> [EXERCISE DESCRIPTION] Your reply should be only the number of lines in the material below that include the word "HTRF".
[Start of Attachment]
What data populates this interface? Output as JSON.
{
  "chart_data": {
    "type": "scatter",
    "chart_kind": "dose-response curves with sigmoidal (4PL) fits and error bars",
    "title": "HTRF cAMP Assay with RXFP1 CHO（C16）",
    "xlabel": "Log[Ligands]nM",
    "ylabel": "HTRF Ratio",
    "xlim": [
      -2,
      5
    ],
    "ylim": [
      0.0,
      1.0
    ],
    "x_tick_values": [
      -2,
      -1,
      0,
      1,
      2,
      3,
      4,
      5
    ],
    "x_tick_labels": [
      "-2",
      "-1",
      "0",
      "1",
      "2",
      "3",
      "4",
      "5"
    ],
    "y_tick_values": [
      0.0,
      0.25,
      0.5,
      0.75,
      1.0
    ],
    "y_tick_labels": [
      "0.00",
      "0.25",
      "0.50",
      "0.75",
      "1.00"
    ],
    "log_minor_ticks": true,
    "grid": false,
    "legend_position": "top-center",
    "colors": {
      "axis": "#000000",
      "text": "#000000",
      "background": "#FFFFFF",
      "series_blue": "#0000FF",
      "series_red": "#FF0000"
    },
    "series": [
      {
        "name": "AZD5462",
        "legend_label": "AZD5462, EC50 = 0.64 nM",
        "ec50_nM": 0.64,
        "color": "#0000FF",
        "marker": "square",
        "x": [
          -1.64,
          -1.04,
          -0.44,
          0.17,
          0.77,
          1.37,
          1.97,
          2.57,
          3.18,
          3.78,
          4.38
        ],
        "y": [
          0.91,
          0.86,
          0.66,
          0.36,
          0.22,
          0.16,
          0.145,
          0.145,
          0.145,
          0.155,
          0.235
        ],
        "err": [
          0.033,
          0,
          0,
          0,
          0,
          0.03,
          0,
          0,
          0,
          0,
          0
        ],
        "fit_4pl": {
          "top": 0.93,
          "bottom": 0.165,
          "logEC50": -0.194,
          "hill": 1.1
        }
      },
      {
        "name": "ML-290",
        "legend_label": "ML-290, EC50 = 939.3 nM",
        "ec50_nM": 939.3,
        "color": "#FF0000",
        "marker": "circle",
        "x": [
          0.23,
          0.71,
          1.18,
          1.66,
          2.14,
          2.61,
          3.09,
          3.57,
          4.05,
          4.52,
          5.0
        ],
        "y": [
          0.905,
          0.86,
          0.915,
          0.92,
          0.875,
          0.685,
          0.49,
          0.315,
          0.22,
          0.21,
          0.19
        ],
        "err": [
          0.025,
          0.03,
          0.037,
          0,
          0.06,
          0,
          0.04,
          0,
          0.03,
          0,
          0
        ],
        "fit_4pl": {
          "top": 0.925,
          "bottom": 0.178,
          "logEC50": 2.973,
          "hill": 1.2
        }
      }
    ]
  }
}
[End of Attachment]
> [RESULT OF THE EXERCISE] 2